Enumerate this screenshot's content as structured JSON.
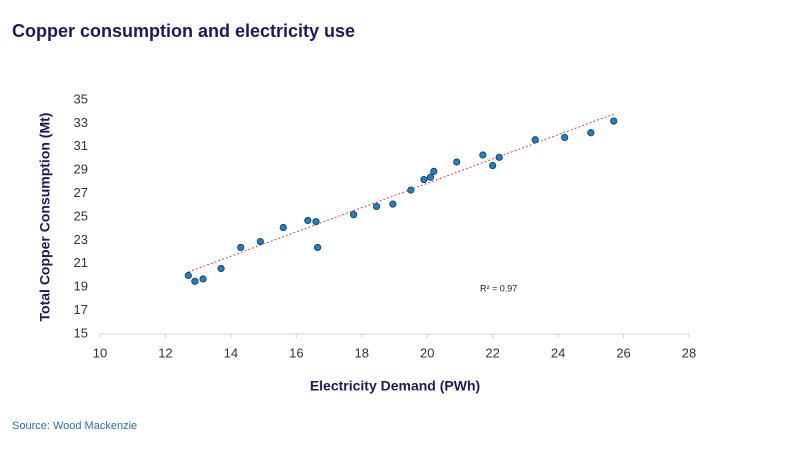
{
  "chart_data": {
    "type": "scatter",
    "title": "Copper consumption and electricity use",
    "x_label": "Electricity Demand (PWh)",
    "y_label": "Total Copper Consumption (Mt)",
    "source": "Source: Wood Mackenzie",
    "annotation": "R² = 0.97",
    "color": "#1f7fc4",
    "x": [
      12.7,
      12.9,
      13.15,
      13.7,
      14.3,
      14.9,
      15.6,
      16.35,
      16.6,
      16.65,
      17.75,
      18.45,
      18.95,
      19.5,
      19.9,
      20.1,
      20.2,
      20.9,
      21.7,
      22.0,
      22.2,
      23.3,
      24.2,
      25.0,
      25.7
    ],
    "values": [
      20.0,
      19.5,
      19.7,
      20.6,
      22.4,
      22.9,
      24.1,
      24.7,
      24.6,
      22.4,
      25.2,
      25.9,
      26.1,
      27.3,
      28.2,
      28.4,
      28.9,
      29.7,
      30.3,
      29.4,
      30.1,
      31.6,
      31.8,
      32.2,
      33.2
    ],
    "trendline": {
      "color": "#e8413c",
      "x": [
        12.7,
        25.7
      ],
      "values": [
        20.3,
        33.8
      ]
    },
    "xlim": [
      10,
      28
    ],
    "xticks": [
      10,
      12,
      14,
      16,
      18,
      20,
      22,
      24,
      26,
      28
    ],
    "ylim": [
      15,
      35
    ],
    "yticks": [
      15,
      17,
      19,
      21,
      23,
      25,
      27,
      29,
      31,
      33,
      35
    ],
    "grid": false
  }
}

● Task instructions: Send back the data above word for word, with the pictures left out.

● Result of this exercise:
Enumerate this screenshot's content as structured JSON.
{
  "chart_data": {
    "type": "scatter",
    "title": "Copper consumption and electricity use",
    "x_label": "Electricity Demand (PWh)",
    "y_label": "Total Copper Consumption (Mt)",
    "source": "Source: Wood Mackenzie",
    "annotation": "R² = 0.97",
    "color": "#1f7fc4",
    "x": [
      12.7,
      12.9,
      13.15,
      13.7,
      14.3,
      14.9,
      15.6,
      16.35,
      16.6,
      16.65,
      17.75,
      18.45,
      18.95,
      19.5,
      19.9,
      20.1,
      20.2,
      20.9,
      21.7,
      22.0,
      22.2,
      23.3,
      24.2,
      25.0,
      25.7
    ],
    "values": [
      20.0,
      19.5,
      19.7,
      20.6,
      22.4,
      22.9,
      24.1,
      24.7,
      24.6,
      22.4,
      25.2,
      25.9,
      26.1,
      27.3,
      28.2,
      28.4,
      28.9,
      29.7,
      30.3,
      29.4,
      30.1,
      31.6,
      31.8,
      32.2,
      33.2
    ],
    "trendline": {
      "color": "#e8413c",
      "x": [
        12.7,
        25.7
      ],
      "values": [
        20.3,
        33.8
      ]
    },
    "xlim": [
      10,
      28
    ],
    "xticks": [
      10,
      12,
      14,
      16,
      18,
      20,
      22,
      24,
      26,
      28
    ],
    "ylim": [
      15,
      35
    ],
    "yticks": [
      15,
      17,
      19,
      21,
      23,
      25,
      27,
      29,
      31,
      33,
      35
    ],
    "grid": false
  }
}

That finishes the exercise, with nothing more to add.